--- Start SELECTED PASSAGE ---

From mboxrd@z Thu Jan  1 00:00:00 1970
From: wangjian <wangjian161@huawei.com>
Date: Mon, 3 Dec 2018 20:20:58 +0800
Subject: [Ocfs2-devel] [PATCH] ocfs2/dlm: return DLM_CANCELGRANT if the lock
 is on granted list and the operation is canceled
Message-ID: <98f0e80c-9c13-dbb6-047c-b40e100082b1@huawei.com>
List-Id: <ocfs2-devel.oss.oracle.com>
MIME-Version: 1.0
Content-Type: text/plain; charset="us-ascii"
Content-Transfer-Encoding: 7bit
To: ocfs2-devel@oss.oracle.com

In the dlm_move_lockres_to_recovery_list function, if the lock
is in the granted queue and cancel_pending is set, it will
encounter a BUG. I think this is a meaningless BUG,
so be prepared to remove it. A scenario that causes
this BUG will be given below.

At the beginning, Node 1 is the master and has NL lock,
Node 2 has PR lock, Node 3 has PR lock too.

Node 1          Node 2          Node 3
             want to get EX lock.

                             want to get EX lock.

Node 3 hinder
Node 2 to get
EX lock, send
Node 3 a BAST.

                             receive BAST from
                             Node 1. downconvert
                             thread begin to
                             cancel PR to EX conversion.
                             In dlmunlock_common function,
                             downconvert thread has set
                             lock->cancel_pending,
                             but did not enter
                             dlm_send_remote_unlock_request
                             function.

             Node2 dies because
             the host is powered down.

--- End SELECTED PASSAGE ---
--- Start PROVIDED MATERIAL ---

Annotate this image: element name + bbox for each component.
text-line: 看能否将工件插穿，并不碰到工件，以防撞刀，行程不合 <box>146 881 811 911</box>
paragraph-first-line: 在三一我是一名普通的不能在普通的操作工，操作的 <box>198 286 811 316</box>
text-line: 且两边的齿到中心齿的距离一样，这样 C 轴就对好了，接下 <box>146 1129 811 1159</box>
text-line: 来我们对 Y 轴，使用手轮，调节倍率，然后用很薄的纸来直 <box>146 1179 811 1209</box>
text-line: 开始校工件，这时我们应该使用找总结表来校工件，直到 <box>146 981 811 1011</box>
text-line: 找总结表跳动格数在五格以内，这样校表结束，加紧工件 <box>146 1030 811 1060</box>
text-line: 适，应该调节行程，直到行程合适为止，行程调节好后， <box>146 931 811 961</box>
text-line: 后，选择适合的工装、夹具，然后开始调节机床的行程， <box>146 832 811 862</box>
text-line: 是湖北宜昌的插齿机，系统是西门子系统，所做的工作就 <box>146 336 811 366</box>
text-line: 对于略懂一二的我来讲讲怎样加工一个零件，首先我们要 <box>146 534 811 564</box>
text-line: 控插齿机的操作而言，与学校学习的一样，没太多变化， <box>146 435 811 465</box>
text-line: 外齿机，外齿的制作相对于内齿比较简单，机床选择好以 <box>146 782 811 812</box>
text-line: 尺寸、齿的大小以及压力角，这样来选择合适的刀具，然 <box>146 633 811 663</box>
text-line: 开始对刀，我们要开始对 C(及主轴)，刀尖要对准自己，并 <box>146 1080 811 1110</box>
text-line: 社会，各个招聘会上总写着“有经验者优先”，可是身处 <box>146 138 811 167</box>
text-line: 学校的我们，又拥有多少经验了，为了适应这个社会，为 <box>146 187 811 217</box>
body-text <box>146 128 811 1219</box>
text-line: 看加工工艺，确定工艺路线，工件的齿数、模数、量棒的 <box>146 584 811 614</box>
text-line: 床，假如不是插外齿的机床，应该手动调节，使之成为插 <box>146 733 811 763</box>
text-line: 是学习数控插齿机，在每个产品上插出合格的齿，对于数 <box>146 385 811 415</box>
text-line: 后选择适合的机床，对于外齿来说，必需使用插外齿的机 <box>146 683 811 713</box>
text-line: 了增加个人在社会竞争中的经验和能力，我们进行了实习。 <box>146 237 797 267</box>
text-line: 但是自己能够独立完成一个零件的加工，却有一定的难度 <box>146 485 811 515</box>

--- End PROVIDED MATERIAL ---

# SET OF TASKS
[1] From the ocfs2 patch email, extract the passage starting at "Content-Transfer-Encoding: 7bit" and ending at "be given below.".
[2] Answer these questions using the ocfs2 patch email:
(a) In which function does the BUG occur when the lock is in the granted queue and cancel_pending is set?
(b) What lock does Node 2 hold at the beginning?
(c) Why does Node2 die?
[3] Continue the ocfs2 patch email from where it stops.

# THE RESULTS
[1]
Content-Transfer-Encoding: 7bit
To: ocfs2-devel@oss.oracle.com

In the dlm_move_lockres_to_recovery_list function, if the lock
is in the granted queue and cancel_pending is set, it will
encounter a BUG. I think this is a meaningless BUG,
so be prepared to remove it. A scenario that causes
this BUG will be given below.

[2]
(a) dlm_move_lockres_to_recovery_list
(b) PR lock
(c) The host is powered down.

[3]
In recovery process,
clean the lock that
related to Node2.
then finish Node 3
PR to EX request.
give Node 3 a AST.

                             receive AST from Node 1.
                             change lock level to EX,
                             move lock to granted list.

Node1 dies because
the host is powered down.

                             In dlm_move_lockres_to_recovery_list
                             function. the lock is in the
                             granted queue and cancel_pending
                             is set. BUG_ON.

But after clearing this BUG, process will encounter
the second BUG in the ocfs2_unlock_ast function.
Here is a scenario that will cause the second BUG
in ocfs2_unlock_ast as follows:

At the beginning, Node 1 is the master and has NL lock,
Node 2 has PR lock, Node 3 has PR lock too.

Node 1          Node 2          Node 3
             want to get EX lock.

                             want to get EX lock.

Node 3 hinder
Node 2 to get
EX lock, send
Node 3 a BAST.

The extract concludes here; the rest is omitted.